The data

***

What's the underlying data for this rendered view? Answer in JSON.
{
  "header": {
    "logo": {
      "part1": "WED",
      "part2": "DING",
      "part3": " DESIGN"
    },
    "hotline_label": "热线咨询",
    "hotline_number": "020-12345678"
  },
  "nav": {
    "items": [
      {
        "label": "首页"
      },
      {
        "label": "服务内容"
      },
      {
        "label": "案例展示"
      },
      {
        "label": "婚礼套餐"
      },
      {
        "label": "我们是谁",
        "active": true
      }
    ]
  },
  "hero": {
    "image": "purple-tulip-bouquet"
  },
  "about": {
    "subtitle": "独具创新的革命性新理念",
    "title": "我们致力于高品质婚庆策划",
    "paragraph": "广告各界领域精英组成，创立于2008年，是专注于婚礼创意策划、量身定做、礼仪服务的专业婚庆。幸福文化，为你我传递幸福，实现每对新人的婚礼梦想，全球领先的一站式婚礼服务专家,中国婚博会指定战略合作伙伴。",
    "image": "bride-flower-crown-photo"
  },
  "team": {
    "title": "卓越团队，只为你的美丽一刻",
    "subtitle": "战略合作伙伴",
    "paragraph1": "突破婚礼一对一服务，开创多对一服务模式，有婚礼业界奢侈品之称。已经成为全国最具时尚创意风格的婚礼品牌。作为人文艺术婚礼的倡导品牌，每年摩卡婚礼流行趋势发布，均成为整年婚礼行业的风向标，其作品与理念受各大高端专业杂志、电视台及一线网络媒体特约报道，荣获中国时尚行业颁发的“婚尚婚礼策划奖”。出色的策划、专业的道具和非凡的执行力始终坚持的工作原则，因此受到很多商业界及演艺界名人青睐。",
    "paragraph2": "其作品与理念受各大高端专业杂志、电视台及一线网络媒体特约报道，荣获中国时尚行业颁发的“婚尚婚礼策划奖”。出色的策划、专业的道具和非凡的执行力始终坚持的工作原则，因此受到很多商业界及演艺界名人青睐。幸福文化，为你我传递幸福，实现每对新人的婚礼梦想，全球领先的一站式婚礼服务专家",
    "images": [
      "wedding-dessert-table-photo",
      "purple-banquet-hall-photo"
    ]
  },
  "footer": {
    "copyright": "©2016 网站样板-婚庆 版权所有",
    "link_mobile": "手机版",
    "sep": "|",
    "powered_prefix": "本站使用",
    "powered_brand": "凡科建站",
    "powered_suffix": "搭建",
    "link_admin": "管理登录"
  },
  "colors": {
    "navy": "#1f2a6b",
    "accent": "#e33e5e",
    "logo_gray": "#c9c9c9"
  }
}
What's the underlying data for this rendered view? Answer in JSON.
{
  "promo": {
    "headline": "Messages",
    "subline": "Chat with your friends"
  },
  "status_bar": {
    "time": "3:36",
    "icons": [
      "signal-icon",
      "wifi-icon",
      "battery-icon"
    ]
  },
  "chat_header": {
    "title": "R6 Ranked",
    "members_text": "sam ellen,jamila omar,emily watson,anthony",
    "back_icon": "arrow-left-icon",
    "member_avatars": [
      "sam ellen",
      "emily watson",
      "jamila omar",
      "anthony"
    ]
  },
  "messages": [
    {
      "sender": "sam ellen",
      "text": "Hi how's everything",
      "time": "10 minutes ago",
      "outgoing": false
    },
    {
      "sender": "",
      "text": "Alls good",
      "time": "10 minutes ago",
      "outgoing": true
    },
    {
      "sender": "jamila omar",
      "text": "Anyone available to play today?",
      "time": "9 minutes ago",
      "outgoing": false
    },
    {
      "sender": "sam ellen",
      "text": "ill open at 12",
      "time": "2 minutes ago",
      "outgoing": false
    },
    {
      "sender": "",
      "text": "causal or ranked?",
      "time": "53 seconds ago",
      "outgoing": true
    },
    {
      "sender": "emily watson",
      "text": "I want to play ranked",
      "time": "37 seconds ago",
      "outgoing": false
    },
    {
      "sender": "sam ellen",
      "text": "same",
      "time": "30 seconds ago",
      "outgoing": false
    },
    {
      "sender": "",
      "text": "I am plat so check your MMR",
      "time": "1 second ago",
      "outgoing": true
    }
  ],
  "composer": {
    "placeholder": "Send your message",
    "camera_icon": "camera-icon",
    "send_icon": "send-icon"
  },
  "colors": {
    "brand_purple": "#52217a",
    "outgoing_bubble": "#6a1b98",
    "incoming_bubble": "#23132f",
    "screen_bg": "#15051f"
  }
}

***

What the task requires
All of the data needs to be reproduced exactly, with no line missing.

Reply to the exercise
What's the underlying data for this rendered view? Answer in JSON.
{
  "header": {
    "logo": {
      "part1": "WED",
      "part2": "DING",
      "part3": " DESIGN"
    },
    "hotline_label": "热线咨询",
    "hotline_number": "020-12345678"
  },
  "nav": {
    "items": [
      {
        "label": "首页"
      },
      {
        "label": "服务内容"
      },
      {
        "label": "案例展示"
      },
      {
        "label": "婚礼套餐"
      },
      {
        "label": "我们是谁",
        "active": true
      }
    ]
  },
  "hero": {
    "image": "purple-tulip-bouquet"
  },
  "about": {
    "subtitle": "独具创新的革命性新理念",
    "title": "我们致力于高品质婚庆策划",
    "paragraph": "广告各界领域精英组成，创立于2008年，是专注于婚礼创意策划、量身定做、礼仪服务的专业婚庆。幸福文化，为你我传递幸福，实现每对新人的婚礼梦想，全球领先的一站式婚礼服务专家,中国婚博会指定战略合作伙伴。",
    "image": "bride-flower-crown-photo"
  },
  "team": {
    "title": "卓越团队，只为你的美丽一刻",
    "subtitle": "战略合作伙伴",
    "paragraph1": "突破婚礼一对一服务，开创多对一服务模式，有婚礼业界奢侈品之称。已经成为全国最具时尚创意风格的婚礼品牌。作为人文艺术婚礼的倡导品牌，每年摩卡婚礼流行趋势发布，均成为整年婚礼行业的风向标，其作品与理念受各大高端专业杂志、电视台及一线网络媒体特约报道，荣获中国时尚行业颁发的“婚尚婚礼策划奖”。出色的策划、专业的道具和非凡的执行力始终坚持的工作原则，因此受到很多商业界及演艺界名人青睐。",
    "paragraph2": "其作品与理念受各大高端专业杂志、电视台及一线网络媒体特约报道，荣获中国时尚行业颁发的“婚尚婚礼策划奖”。出色的策划、专业的道具和非凡的执行力始终坚持的工作原则，因此受到很多商业界及演艺界名人青睐。幸福文化，为你我传递幸福，实现每对新人的婚礼梦想，全球领先的一站式婚礼服务专家",
    "images": [
      "wedding-dessert-table-photo",
      "purple-banquet-hall-photo"
    ]
  },
  "footer": {
    "copyright": "©2016 网站样板-婚庆 版权所有",
    "link_mobile": "手机版",
    "sep": "|",
    "powered_prefix": "本站使用",
    "powered_brand": "凡科建站",
    "powered_suffix": "搭建",
    "link_admin": "管理登录"
  },
  "colors": {
    "navy": "#1f2a6b",
    "accent": "#e33e5e",
    "logo_gray": "#c9c9c9"
  }
}
What's the underlying data for this rendered view? Answer in JSON.
{
  "promo": {
    "headline": "Messages",
    "subline": "Chat with your friends"
  },
  "status_bar": {
    "time": "3:36",
    "icons": [
      "signal-icon",
      "wifi-icon",
      "battery-icon"
    ]
  },
  "chat_header": {
    "title": "R6 Ranked",
    "members_text": "sam ellen,jamila omar,emily watson,anthony",
    "back_icon": "arrow-left-icon",
    "member_avatars": [
      "sam ellen",
      "emily watson",
      "jamila omar",
      "anthony"
    ]
  },
  "messages": [
    {
      "sender": "sam ellen",
      "text": "Hi how's everything",
      "time": "10 minutes ago",
      "outgoing": false
    },
    {
      "sender": "",
      "text": "Alls good",
      "time": "10 minutes ago",
      "outgoing": true
    },
    {
      "sender": "jamila omar",
      "text": "Anyone available to play today?",
      "time": "9 minutes ago",
      "outgoing": false
    },
    {
      "sender": "sam ellen",
      "text": "ill open at 12",
      "time": "2 minutes ago",
      "outgoing": false
    },
    {
      "sender": "",
      "text": "causal or ranked?",
      "time": "53 seconds ago",
      "outgoing": true
    },
    {
      "sender": "emily watson",
      "text": "I want to play ranked",
      "time": "37 seconds ago",
      "outgoing": false
    },
    {
      "sender": "sam ellen",
      "text": "same",
      "time": "30 seconds ago",
      "outgoing": false
    },
    {
      "sender": "",
      "text": "I am plat so check your MMR",
      "time": "1 second ago",
      "outgoing": true
    }
  ],
  "composer": {
    "placeholder": "Send your message",
    "camera_icon": "camera-icon",
    "send_icon": "send-icon"
  },
  "colors": {
    "brand_purple": "#52217a",
    "outgoing_bubble": "#6a1b98",
    "incoming_bubble": "#23132f",
    "screen_bg": "#15051f"
  }
}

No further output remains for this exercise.